=== EXERCISE INSTRUCTIONS ===
Report how many lines of the records below include the word "source". Give nothing but the number.

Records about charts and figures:
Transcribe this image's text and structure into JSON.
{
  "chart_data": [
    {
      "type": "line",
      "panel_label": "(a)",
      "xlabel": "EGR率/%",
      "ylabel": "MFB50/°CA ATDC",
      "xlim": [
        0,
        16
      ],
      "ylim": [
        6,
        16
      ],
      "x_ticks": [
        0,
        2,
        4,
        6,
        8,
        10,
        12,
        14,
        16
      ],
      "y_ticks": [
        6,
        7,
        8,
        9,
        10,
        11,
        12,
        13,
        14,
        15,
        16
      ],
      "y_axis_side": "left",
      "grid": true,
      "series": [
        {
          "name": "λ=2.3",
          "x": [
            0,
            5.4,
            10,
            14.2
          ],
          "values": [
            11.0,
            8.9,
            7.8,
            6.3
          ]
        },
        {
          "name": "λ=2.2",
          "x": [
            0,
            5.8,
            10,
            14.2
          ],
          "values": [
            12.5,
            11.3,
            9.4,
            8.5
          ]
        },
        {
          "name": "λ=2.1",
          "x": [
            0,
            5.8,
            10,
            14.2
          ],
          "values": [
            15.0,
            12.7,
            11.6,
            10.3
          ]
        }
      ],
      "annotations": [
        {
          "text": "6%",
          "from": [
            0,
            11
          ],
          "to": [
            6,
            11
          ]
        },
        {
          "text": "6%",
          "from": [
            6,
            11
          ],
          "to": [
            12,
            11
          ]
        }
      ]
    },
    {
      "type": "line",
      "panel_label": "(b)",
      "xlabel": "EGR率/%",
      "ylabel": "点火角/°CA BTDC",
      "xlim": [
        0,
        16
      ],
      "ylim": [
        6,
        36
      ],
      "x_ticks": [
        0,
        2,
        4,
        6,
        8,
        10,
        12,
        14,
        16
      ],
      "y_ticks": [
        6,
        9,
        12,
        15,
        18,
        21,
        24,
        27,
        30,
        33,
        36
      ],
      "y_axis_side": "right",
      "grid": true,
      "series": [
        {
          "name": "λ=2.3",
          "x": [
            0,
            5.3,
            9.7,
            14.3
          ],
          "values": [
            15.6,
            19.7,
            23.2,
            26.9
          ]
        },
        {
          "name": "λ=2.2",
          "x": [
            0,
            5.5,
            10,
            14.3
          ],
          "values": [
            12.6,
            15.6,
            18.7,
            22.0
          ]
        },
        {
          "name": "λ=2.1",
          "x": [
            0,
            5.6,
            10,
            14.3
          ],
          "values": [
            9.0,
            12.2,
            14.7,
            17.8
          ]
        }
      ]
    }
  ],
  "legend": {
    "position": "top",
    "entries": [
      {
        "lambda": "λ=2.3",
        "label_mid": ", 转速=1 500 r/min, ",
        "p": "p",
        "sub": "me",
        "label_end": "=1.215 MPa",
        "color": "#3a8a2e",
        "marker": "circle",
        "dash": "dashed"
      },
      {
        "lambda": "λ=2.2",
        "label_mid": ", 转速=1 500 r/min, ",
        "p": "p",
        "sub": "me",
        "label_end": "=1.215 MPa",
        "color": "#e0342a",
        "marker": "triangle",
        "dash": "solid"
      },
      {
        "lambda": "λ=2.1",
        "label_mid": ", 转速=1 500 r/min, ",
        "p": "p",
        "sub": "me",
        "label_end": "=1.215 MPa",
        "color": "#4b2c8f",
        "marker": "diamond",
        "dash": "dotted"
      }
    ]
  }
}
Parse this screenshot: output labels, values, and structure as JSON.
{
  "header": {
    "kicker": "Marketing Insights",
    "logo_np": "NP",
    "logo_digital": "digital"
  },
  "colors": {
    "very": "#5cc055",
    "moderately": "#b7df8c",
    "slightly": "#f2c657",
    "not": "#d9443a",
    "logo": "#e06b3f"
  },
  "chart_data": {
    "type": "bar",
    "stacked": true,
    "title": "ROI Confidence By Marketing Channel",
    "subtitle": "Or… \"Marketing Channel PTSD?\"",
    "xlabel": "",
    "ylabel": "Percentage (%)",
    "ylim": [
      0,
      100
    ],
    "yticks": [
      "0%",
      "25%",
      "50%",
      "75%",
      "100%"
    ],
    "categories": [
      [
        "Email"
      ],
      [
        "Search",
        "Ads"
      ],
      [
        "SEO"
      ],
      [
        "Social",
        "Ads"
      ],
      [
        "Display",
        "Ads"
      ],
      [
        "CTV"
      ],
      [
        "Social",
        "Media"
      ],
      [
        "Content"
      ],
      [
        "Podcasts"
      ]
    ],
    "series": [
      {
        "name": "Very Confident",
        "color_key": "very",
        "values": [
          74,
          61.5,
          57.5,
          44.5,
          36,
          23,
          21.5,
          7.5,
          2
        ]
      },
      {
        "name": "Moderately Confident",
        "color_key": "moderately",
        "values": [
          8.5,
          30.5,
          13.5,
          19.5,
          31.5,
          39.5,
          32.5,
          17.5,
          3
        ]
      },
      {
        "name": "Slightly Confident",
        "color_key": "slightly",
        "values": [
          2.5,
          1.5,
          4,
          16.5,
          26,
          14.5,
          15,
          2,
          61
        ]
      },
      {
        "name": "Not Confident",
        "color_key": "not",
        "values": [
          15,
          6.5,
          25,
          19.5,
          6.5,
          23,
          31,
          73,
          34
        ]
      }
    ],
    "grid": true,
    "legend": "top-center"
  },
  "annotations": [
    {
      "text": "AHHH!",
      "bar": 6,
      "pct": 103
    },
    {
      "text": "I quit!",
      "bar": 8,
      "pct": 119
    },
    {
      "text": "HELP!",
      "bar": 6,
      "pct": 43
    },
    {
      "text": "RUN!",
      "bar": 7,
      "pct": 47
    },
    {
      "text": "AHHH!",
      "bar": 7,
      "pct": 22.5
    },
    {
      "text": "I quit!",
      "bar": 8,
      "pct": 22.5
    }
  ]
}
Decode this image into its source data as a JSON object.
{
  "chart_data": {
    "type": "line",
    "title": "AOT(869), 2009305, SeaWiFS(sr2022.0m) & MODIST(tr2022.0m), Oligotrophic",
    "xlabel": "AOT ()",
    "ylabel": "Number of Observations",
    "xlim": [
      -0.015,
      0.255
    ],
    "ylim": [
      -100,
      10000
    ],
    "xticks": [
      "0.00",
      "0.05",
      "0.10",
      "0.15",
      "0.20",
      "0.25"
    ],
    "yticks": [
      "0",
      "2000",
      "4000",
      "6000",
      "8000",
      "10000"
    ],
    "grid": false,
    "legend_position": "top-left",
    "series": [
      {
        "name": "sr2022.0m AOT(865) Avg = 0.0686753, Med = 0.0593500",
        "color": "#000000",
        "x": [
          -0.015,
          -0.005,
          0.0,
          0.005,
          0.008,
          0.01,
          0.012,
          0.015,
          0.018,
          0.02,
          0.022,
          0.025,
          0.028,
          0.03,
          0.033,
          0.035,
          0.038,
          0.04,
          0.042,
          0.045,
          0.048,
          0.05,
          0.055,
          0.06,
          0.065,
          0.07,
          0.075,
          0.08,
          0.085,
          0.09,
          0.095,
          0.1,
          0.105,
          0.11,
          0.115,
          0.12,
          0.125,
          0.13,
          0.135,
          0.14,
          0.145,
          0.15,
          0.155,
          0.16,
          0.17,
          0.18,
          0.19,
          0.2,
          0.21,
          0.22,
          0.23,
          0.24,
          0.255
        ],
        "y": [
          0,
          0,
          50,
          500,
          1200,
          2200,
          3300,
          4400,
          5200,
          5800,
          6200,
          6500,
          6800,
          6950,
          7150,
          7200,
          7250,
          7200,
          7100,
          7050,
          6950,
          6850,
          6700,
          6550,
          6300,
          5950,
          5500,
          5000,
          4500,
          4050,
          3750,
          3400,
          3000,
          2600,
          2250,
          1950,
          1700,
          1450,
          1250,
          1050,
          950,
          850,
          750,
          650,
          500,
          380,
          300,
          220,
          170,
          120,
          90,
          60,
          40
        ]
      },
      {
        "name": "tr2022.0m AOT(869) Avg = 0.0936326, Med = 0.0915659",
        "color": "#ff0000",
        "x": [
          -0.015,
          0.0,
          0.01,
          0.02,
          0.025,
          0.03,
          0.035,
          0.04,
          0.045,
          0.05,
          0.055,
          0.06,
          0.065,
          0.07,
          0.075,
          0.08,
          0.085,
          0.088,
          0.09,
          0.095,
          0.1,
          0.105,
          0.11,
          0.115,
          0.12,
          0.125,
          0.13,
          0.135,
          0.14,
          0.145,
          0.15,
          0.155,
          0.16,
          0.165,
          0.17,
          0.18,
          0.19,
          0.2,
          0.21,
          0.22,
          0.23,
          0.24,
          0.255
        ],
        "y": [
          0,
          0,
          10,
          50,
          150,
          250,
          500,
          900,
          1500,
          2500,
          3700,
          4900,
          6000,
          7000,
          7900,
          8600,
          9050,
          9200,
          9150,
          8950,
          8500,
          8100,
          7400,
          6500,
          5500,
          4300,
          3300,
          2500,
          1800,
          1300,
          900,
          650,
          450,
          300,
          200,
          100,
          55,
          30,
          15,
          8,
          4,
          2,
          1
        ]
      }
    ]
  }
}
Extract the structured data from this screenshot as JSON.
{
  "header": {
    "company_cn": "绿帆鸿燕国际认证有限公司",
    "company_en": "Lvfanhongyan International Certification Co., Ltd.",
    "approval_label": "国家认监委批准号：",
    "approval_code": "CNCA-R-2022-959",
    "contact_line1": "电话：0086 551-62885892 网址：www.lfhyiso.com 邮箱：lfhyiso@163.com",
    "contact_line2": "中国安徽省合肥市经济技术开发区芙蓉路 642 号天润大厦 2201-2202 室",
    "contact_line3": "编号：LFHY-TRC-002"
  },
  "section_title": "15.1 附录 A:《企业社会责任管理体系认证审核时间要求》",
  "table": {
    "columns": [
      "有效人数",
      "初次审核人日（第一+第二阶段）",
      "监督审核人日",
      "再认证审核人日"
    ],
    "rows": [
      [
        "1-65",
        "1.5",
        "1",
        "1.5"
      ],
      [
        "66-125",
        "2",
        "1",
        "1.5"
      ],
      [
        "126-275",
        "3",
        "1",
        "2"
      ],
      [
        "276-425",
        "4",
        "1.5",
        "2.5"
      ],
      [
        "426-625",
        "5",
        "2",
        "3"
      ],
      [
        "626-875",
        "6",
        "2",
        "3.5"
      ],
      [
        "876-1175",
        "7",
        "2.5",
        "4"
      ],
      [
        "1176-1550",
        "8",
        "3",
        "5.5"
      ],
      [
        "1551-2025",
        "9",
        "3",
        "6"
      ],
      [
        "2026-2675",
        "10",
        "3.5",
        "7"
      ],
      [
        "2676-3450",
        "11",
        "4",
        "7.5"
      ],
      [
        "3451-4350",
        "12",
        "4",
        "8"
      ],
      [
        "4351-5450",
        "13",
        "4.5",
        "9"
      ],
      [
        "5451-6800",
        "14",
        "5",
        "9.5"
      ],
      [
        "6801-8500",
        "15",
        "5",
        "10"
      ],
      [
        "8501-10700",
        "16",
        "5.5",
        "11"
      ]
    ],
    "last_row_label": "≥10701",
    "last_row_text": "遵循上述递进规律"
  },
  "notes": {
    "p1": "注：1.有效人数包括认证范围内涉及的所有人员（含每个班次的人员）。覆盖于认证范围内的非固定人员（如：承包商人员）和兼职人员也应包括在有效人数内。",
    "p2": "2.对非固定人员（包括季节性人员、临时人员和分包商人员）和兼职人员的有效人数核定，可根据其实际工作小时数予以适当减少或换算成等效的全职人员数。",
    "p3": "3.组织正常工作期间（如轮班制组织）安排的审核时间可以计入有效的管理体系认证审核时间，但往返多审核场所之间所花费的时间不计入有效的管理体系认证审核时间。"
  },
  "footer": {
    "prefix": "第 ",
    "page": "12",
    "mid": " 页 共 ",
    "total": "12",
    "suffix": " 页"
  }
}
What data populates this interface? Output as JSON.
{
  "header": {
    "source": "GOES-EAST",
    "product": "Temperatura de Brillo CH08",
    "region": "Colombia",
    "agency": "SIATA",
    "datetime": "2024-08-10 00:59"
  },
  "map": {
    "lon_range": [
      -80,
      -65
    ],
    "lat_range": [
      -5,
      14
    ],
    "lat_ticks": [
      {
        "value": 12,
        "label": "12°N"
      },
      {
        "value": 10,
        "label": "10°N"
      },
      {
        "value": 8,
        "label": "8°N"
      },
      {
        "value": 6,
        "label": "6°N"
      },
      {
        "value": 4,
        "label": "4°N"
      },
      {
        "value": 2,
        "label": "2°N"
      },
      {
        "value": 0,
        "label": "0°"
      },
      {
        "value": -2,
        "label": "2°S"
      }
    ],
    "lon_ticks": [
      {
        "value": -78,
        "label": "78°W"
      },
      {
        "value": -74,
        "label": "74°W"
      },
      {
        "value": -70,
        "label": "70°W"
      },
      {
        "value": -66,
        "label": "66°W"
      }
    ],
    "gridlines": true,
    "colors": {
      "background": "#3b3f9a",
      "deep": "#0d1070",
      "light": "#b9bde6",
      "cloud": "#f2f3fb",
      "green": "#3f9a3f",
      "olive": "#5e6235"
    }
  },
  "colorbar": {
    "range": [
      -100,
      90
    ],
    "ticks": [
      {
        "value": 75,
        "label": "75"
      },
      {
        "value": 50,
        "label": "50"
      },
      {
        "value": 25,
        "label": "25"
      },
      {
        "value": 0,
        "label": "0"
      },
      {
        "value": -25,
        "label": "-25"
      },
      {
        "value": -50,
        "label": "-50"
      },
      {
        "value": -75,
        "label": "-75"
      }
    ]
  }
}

=== FULL OUTPUT ===
2